● **Given request**
Find the lines that hold "exportaciones". Report only how many there are.

● **Records**
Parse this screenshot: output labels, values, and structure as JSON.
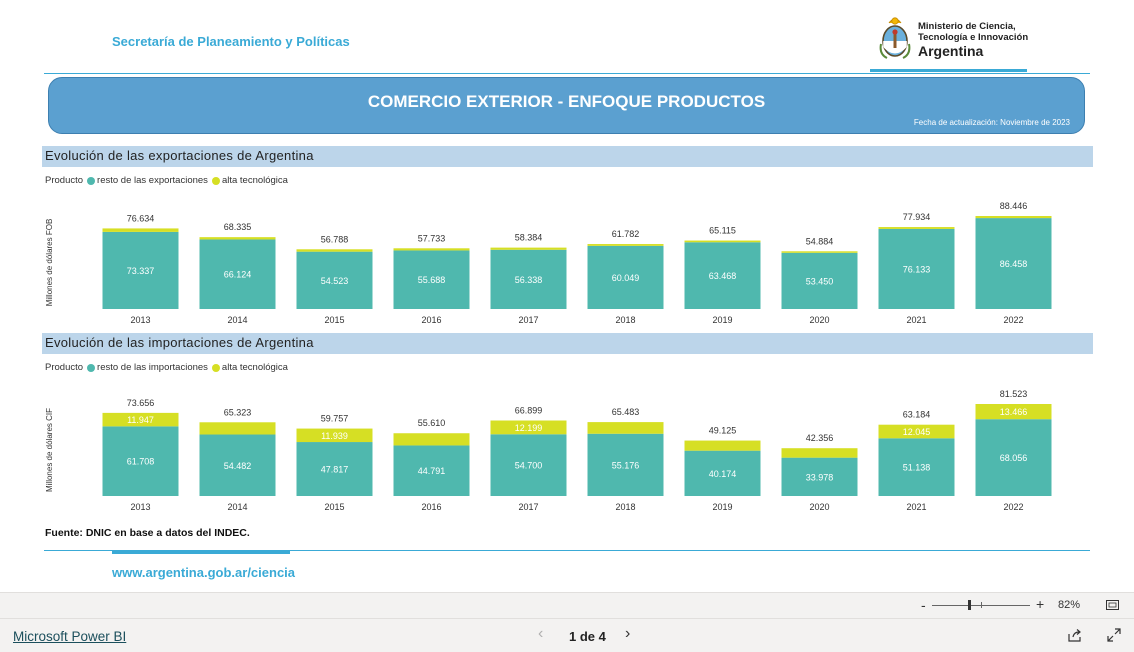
{
  "header": {
    "secretaria": "Secretaría de Planeamiento y Políticas",
    "logo": {
      "line1": "Ministerio de Ciencia,",
      "line2": "Tecnología e Innovación",
      "line3": "Argentina"
    }
  },
  "banner": {
    "title": "COMERCIO EXTERIOR - ENFOQUE PRODUCTOS",
    "fecha": "Fecha de actualización: Noviembre de 2023"
  },
  "colors": {
    "resto": "#4fb8ae",
    "alta": "#d6df24",
    "accent": "#3aaad6",
    "banner": "#5ba0d0",
    "section": "#bcd5ea"
  },
  "chart_data": [
    {
      "type": "bar",
      "stacked": true,
      "title": "Evolución de las exportaciones de Argentina",
      "legend_title": "Producto",
      "ylabel": "Millones de dólares FOB",
      "ylim": [
        0,
        88446
      ],
      "grid": false,
      "legend_position": "top-left",
      "categories": [
        "2013",
        "2014",
        "2015",
        "2016",
        "2017",
        "2018",
        "2019",
        "2020",
        "2021",
        "2022"
      ],
      "series": [
        {
          "name": "resto de las exportaciones",
          "values": [
            73337,
            66124,
            54523,
            55688,
            56338,
            60049,
            63468,
            53450,
            76133,
            86458
          ],
          "labels": [
            "73.337",
            "66.124",
            "54.523",
            "55.688",
            "56.338",
            "60.049",
            "63.468",
            "53.450",
            "76.133",
            "86.458"
          ]
        },
        {
          "name": "alta tecnológica",
          "values": [
            3297,
            2211,
            2265,
            2045,
            2046,
            1733,
            1647,
            1434,
            1801,
            1988
          ],
          "labels": [
            "",
            "",
            "",
            "",
            "",
            "",
            "",
            "",
            "",
            ""
          ]
        }
      ],
      "totals": [
        "76.634",
        "68.335",
        "56.788",
        "57.733",
        "58.384",
        "61.782",
        "65.115",
        "54.884",
        "77.934",
        "88.446"
      ]
    },
    {
      "type": "bar",
      "stacked": true,
      "title": "Evolución de las importaciones de Argentina",
      "legend_title": "Producto",
      "ylabel": "Millones de dólares CIF",
      "ylim": [
        0,
        81523
      ],
      "grid": false,
      "legend_position": "top-left",
      "categories": [
        "2013",
        "2014",
        "2015",
        "2016",
        "2017",
        "2018",
        "2019",
        "2020",
        "2021",
        "2022"
      ],
      "series": [
        {
          "name": "resto de las importaciones",
          "values": [
            61708,
            54482,
            47817,
            44791,
            54700,
            55176,
            40174,
            33978,
            51138,
            68056
          ],
          "labels": [
            "61.708",
            "54.482",
            "47.817",
            "44.791",
            "54.700",
            "55.176",
            "40.174",
            "33.978",
            "51.138",
            "68.056"
          ]
        },
        {
          "name": "alta tecnológica",
          "values": [
            11947,
            10841,
            11939,
            10819,
            12199,
            10307,
            8951,
            8378,
            12045,
            13466
          ],
          "labels": [
            "11.947",
            "",
            "11.939",
            "",
            "12.199",
            "",
            "",
            "",
            "12.045",
            "13.466"
          ]
        }
      ],
      "totals": [
        "73.656",
        "65.323",
        "59.757",
        "55.610",
        "66.899",
        "65.483",
        "49.125",
        "42.356",
        "63.184",
        "81.523"
      ]
    }
  ],
  "fuente": "Fuente: DNIC en base a datos del INDEC.",
  "site": "www.argentina.gob.ar/ciencia",
  "powerbi": {
    "brand": "Microsoft Power BI",
    "page_info": "1 de 4",
    "zoom_minus": "-",
    "zoom_plus": "+",
    "zoom_level": "82%",
    "prev_icon": "chevron-left-icon",
    "next_icon": "chevron-right-icon",
    "fit_icon": "fit-to-page-icon",
    "share_icon": "share-icon",
    "expand_icon": "expand-icon"
  }
}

● **Correct answer**
2